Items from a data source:

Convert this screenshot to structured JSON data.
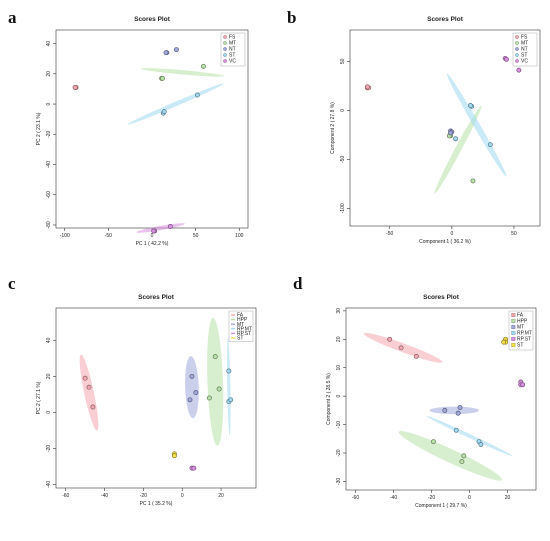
{
  "panel_letters": [
    "a",
    "b",
    "c",
    "d"
  ],
  "chart_data": [
    {
      "type": "scatter",
      "title": "Scores Plot",
      "xlabel": "PC 1 ( 42.2 %)",
      "ylabel": "PC 2 ( 23.1 %)",
      "xlim": [
        -110,
        110
      ],
      "ylim": [
        -82,
        49
      ],
      "xticks": [
        -100,
        -50,
        0,
        50,
        100
      ],
      "yticks": [
        -80,
        -60,
        -40,
        -20,
        0,
        20,
        40
      ],
      "xtick_labels": [
        "-100",
        "-50",
        "0",
        "50",
        "100"
      ],
      "ytick_labels": [
        "-80",
        "-60",
        "-40",
        "-20",
        "0",
        "20",
        "40"
      ],
      "legend": {
        "position": "top-right",
        "shape": "circle"
      },
      "series": [
        {
          "name": "FS",
          "color": "#f4a7b1",
          "points": [
            [
              -88,
              11
            ],
            [
              -87,
              11
            ],
            [
              -88,
              11
            ]
          ],
          "ellipse": null
        },
        {
          "name": "MT",
          "color": "#b7e1a6",
          "points": [
            [
              11,
              17
            ],
            [
              59,
              25
            ],
            [
              12,
              17
            ]
          ],
          "ellipse": {
            "cx": 35,
            "cy": 21,
            "rx": 48,
            "ry": 2.5,
            "angle": -5
          }
        },
        {
          "name": "NT",
          "color": "#9fa8da",
          "points": [
            [
              17,
              34
            ],
            [
              28,
              36
            ],
            [
              16,
              34
            ]
          ],
          "ellipse": null
        },
        {
          "name": "ST",
          "color": "#9fd8f0",
          "points": [
            [
              13,
              -6
            ],
            [
              52,
              6
            ],
            [
              14,
              -5
            ]
          ],
          "ellipse": {
            "cx": 27,
            "cy": 0,
            "rx": 60,
            "ry": 2.5,
            "angle": 23
          }
        },
        {
          "name": "VC",
          "color": "#d98fe0",
          "points": [
            [
              3,
              -84
            ],
            [
              21,
              -81
            ],
            [
              2,
              -84
            ]
          ],
          "ellipse": {
            "cx": 10,
            "cy": -82,
            "rx": 28,
            "ry": 2.5,
            "angle": 10
          }
        }
      ]
    },
    {
      "type": "scatter",
      "title": "Scores Plot",
      "xlabel": "Component 1 ( 36.2 %)",
      "ylabel": "Component 2 ( 27.8 %)",
      "xlim": [
        -82,
        71
      ],
      "ylim": [
        -118,
        82
      ],
      "xticks": [
        -50,
        0,
        50
      ],
      "yticks": [
        -100,
        -50,
        0,
        50
      ],
      "xtick_labels": [
        "-50",
        "0",
        "50"
      ],
      "ytick_labels": [
        "-100",
        "-50",
        "0",
        "50"
      ],
      "legend": {
        "position": "top-right",
        "shape": "circle"
      },
      "series": [
        {
          "name": "FS",
          "color": "#f4a7b1",
          "points": [
            [
              -68,
              23
            ],
            [
              -67,
              23
            ],
            [
              -68,
              24
            ]
          ],
          "ellipse": null
        },
        {
          "name": "MT",
          "color": "#b7e1a6",
          "points": [
            [
              -1,
              -26
            ],
            [
              17,
              -72
            ],
            [
              -2,
              -26
            ]
          ],
          "ellipse": {
            "cx": 5,
            "cy": -40,
            "rx": 40,
            "ry": 2.5,
            "angle": 62
          }
        },
        {
          "name": "NT",
          "color": "#9fa8da",
          "points": [
            [
              -1,
              -21
            ],
            [
              0,
              -22
            ],
            [
              -1,
              -23
            ]
          ],
          "ellipse": null
        },
        {
          "name": "ST",
          "color": "#9fd8f0",
          "points": [
            [
              3,
              -29
            ],
            [
              16,
              4
            ],
            [
              31,
              -35
            ],
            [
              15,
              5
            ]
          ],
          "ellipse": {
            "cx": 20,
            "cy": -15,
            "rx": 48,
            "ry": 2.5,
            "angle": -60
          }
        },
        {
          "name": "VC",
          "color": "#d98fe0",
          "points": [
            [
              43,
              53
            ],
            [
              44,
              52
            ],
            [
              54,
              41
            ]
          ],
          "ellipse": null
        }
      ]
    },
    {
      "type": "scatter",
      "title": "Scores Plot",
      "xlabel": "PC 1 ( 35.2 %)",
      "ylabel": "PC 2 ( 27.1 %)",
      "xlim": [
        -65,
        38
      ],
      "ylim": [
        -42,
        58
      ],
      "xticks": [
        -60,
        -40,
        -20,
        0,
        20
      ],
      "yticks": [
        -40,
        -20,
        0,
        20,
        40
      ],
      "xtick_labels": [
        "-60",
        "-40",
        "-20",
        "0",
        "20"
      ],
      "ytick_labels": [
        "-40",
        "-20",
        "0",
        "20",
        "40"
      ],
      "legend": {
        "position": "top-right",
        "shape": "line"
      },
      "series": [
        {
          "name": "FA",
          "color": "#f4a7b1",
          "points": [
            [
              -50,
              19
            ],
            [
              -48,
              14
            ],
            [
              -46,
              3
            ]
          ],
          "ellipse": {
            "cx": -48,
            "cy": 11,
            "rx": 20,
            "ry": 2.5,
            "angle": -78
          }
        },
        {
          "name": "HPP",
          "color": "#b7e1a6",
          "points": [
            [
              14,
              8
            ],
            [
              17,
              31
            ],
            [
              19,
              13
            ]
          ],
          "ellipse": {
            "cx": 17,
            "cy": 17,
            "rx": 33,
            "ry": 4,
            "angle": -88
          }
        },
        {
          "name": "MT",
          "color": "#9fa8da",
          "points": [
            [
              4,
              7
            ],
            [
              5,
              20
            ],
            [
              7,
              11
            ]
          ],
          "ellipse": {
            "cx": 5,
            "cy": 14,
            "rx": 16,
            "ry": 3.5,
            "angle": -88
          }
        },
        {
          "name": "RP.MT",
          "color": "#9fd8f0",
          "points": [
            [
              24,
              23
            ],
            [
              24,
              6
            ],
            [
              25,
              7
            ]
          ],
          "ellipse": {
            "cx": 24,
            "cy": 14,
            "rx": 25,
            "ry": 0.8,
            "angle": -89
          }
        },
        {
          "name": "RP.ST",
          "color": "#d98fe0",
          "points": [
            [
              5,
              -31
            ],
            [
              6,
              -31
            ]
          ],
          "ellipse": null
        },
        {
          "name": "ST",
          "color": "#f5e04a",
          "points": [
            [
              -4,
              -23
            ],
            [
              -4,
              -24
            ]
          ],
          "ellipse": null
        }
      ]
    },
    {
      "type": "scatter",
      "title": "Scores Plot",
      "xlabel": "Component 1 ( 29.7 %)",
      "ylabel": "Component 2 ( 28.5 %)",
      "xlim": [
        -65,
        35
      ],
      "ylim": [
        -33,
        31
      ],
      "xticks": [
        -60,
        -40,
        -20,
        0,
        20
      ],
      "yticks": [
        -30,
        -20,
        -10,
        0,
        10,
        20,
        30
      ],
      "xtick_labels": [
        "-60",
        "-40",
        "-20",
        "0",
        "20"
      ],
      "ytick_labels": [
        "-30",
        "-20",
        "-10",
        "0",
        "10",
        "20",
        "30"
      ],
      "legend": {
        "position": "top-right",
        "shape": "square"
      },
      "series": [
        {
          "name": "FA",
          "color": "#f4a7b1",
          "points": [
            [
              -42,
              20
            ],
            [
              -36,
              17
            ],
            [
              -28,
              14
            ]
          ],
          "ellipse": {
            "cx": -35,
            "cy": 17,
            "rx": 22,
            "ry": 2.3,
            "angle": -20
          }
        },
        {
          "name": "HPP",
          "color": "#b7e1a6",
          "points": [
            [
              -19,
              -16
            ],
            [
              -3,
              -21
            ],
            [
              -4,
              -23
            ]
          ],
          "ellipse": {
            "cx": -10,
            "cy": -21,
            "rx": 30,
            "ry": 3.5,
            "angle": -25
          }
        },
        {
          "name": "MT",
          "color": "#9fa8da",
          "points": [
            [
              -13,
              -5
            ],
            [
              -5,
              -4
            ],
            [
              -6,
              -6
            ]
          ],
          "ellipse": {
            "cx": -8,
            "cy": -5,
            "rx": 13,
            "ry": 2,
            "angle": 0
          }
        },
        {
          "name": "RP.MT",
          "color": "#9fd8f0",
          "points": [
            [
              -7,
              -12
            ],
            [
              5,
              -16
            ],
            [
              6,
              -17
            ]
          ],
          "ellipse": {
            "cx": 0,
            "cy": -14,
            "rx": 25,
            "ry": 1,
            "angle": -25
          }
        },
        {
          "name": "RP.ST",
          "color": "#d98fe0",
          "points": [
            [
              27,
              5
            ],
            [
              27,
              4
            ],
            [
              28,
              4
            ]
          ],
          "ellipse": null
        },
        {
          "name": "ST",
          "color": "#f5e04a",
          "points": [
            [
              19,
              20
            ],
            [
              19,
              19
            ],
            [
              18,
              19
            ]
          ],
          "ellipse": null
        }
      ]
    }
  ]
}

Do this :: Gather all the lines that include the word "Component" and copy them out.

Full solution ::
      "xlabel": "Component 1 ( 36.2 %)",
      "ylabel": "Component 2 ( 27.8 %)",
      "xlabel": "Component 1 ( 29.7 %)",
      "ylabel": "Component 2 ( 28.5 %)",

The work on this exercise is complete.